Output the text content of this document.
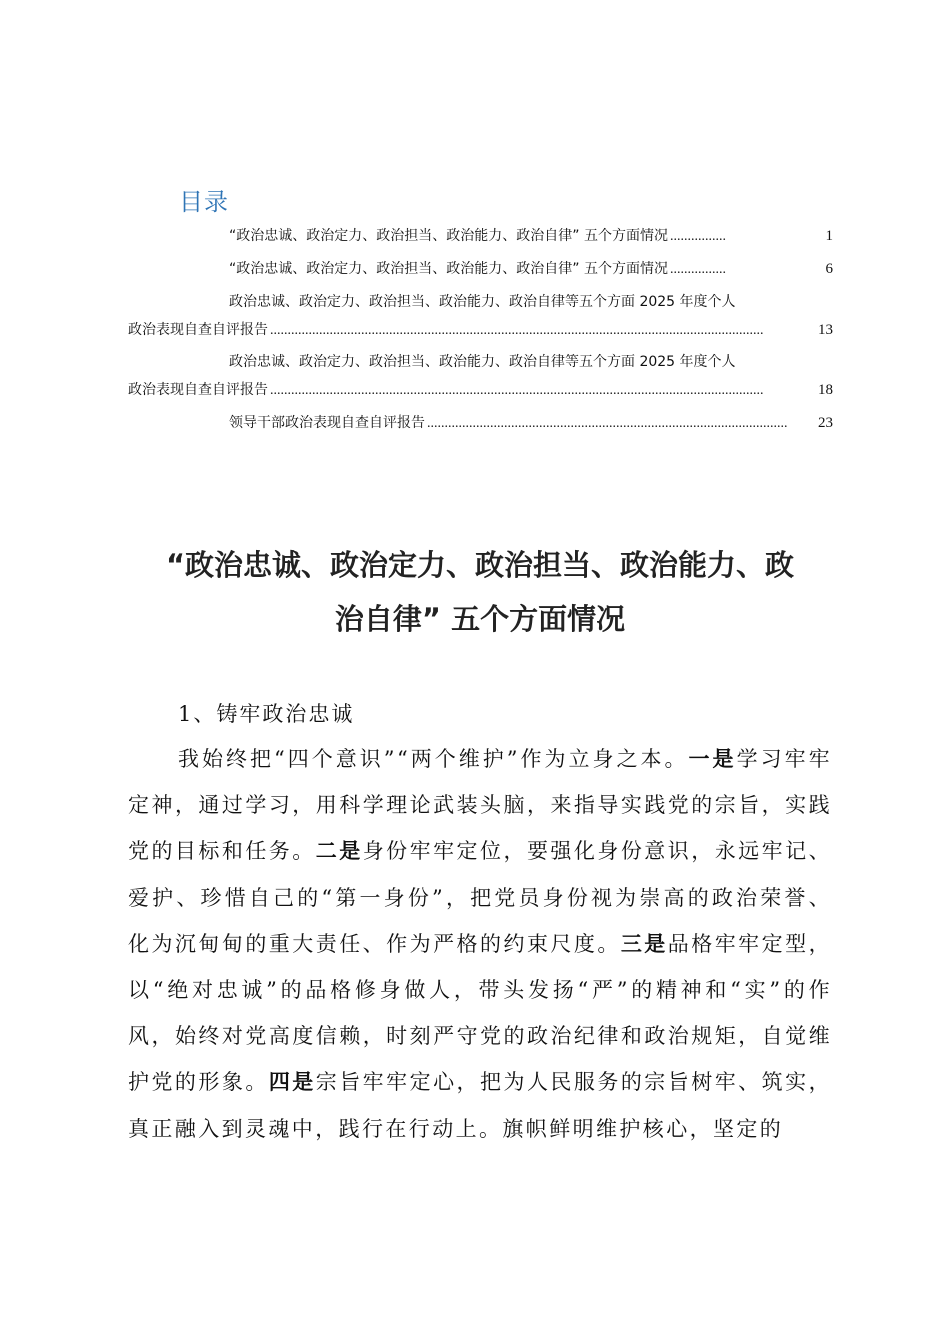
目录
“政治忠诚、政治定力、政治担当、政治能力、政治自律” 五个方面情况 ................	1
“政治忠诚、政治定力、政治担当、政治能力、政治自律” 五个方面情况 ................	6
政治忠诚、政治定力、政治担当、政治能力、政治自律等五个方面 2025 年度个人
政治表现自查自评报告 .............................................................................................................................................	13
政治忠诚、政治定力、政治担当、政治能力、政治自律等五个方面 2025 年度个人
政治表现自查自评报告 .............................................................................................................................................	18
领导干部政治表现自查自评报告 .......................................................................................................	23
“政治忠诚、政治定力、政治担当、政治能力、政
治自律” 五个方面情况
1、铸牢政治忠诚
我始终把“四个意识”“两个维护”作为立身之本。一是学习牢牢定神，通过学习，用科学理论武装头脑，来指导实践党的宗旨，实践党的目标和任务。二是身份牢牢定位，要强化身份意识，永远牢记、爱护、珍惜自己的“第一身份”，把党员身份视为崇高的政治荣誉、化为沉甸甸的重大责任、作为严格的约束尺度。三是品格牢牢定型，以“绝对忠诚”的品格修身做人，带头发扬“严”的精神和“实”的作风，始终对党高度信赖，时刻严守党的政治纪律和政治规矩，自觉维护党的形象。四是宗旨牢牢定心，把为人民服务的宗旨树牢、筑实，真正融入到灵魂中，践行在行动上。旗帜鲜明维护核心，坚定的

■ **Given instruction**
Without the pictures, restate all of the entries above verbatim.

■ **Solved problem**
Output the text content of this document.
目录
“政治忠诚、政治定力、政治担当、政治能力、政治自律” 五个方面情况 ................	1
“政治忠诚、政治定力、政治担当、政治能力、政治自律” 五个方面情况 ................	6
政治忠诚、政治定力、政治担当、政治能力、政治自律等五个方面 2025 年度个人
政治表现自查自评报告 .............................................................................................................................................	13
政治忠诚、政治定力、政治担当、政治能力、政治自律等五个方面 2025 年度个人
政治表现自查自评报告 .............................................................................................................................................	18
领导干部政治表现自查自评报告 .......................................................................................................	23
“政治忠诚、政治定力、政治担当、政治能力、政
治自律” 五个方面情况
1、铸牢政治忠诚
我始终把“四个意识”“两个维护”作为立身之本。一是学习牢牢定神，通过学习，用科学理论武装头脑，来指导实践党的宗旨，实践党的目标和任务。二是身份牢牢定位，要强化身份意识，永远牢记、爱护、珍惜自己的“第一身份”，把党员身份视为崇高的政治荣誉、化为沉甸甸的重大责任、作为严格的约束尺度。三是品格牢牢定型，以“绝对忠诚”的品格修身做人，带头发扬“严”的精神和“实”的作风，始终对党高度信赖，时刻严守党的政治纪律和政治规矩，自觉维护党的形象。四是宗旨牢牢定心，把为人民服务的宗旨树牢、筑实，真正融入到灵魂中，践行在行动上。旗帜鲜明维护核心，坚定的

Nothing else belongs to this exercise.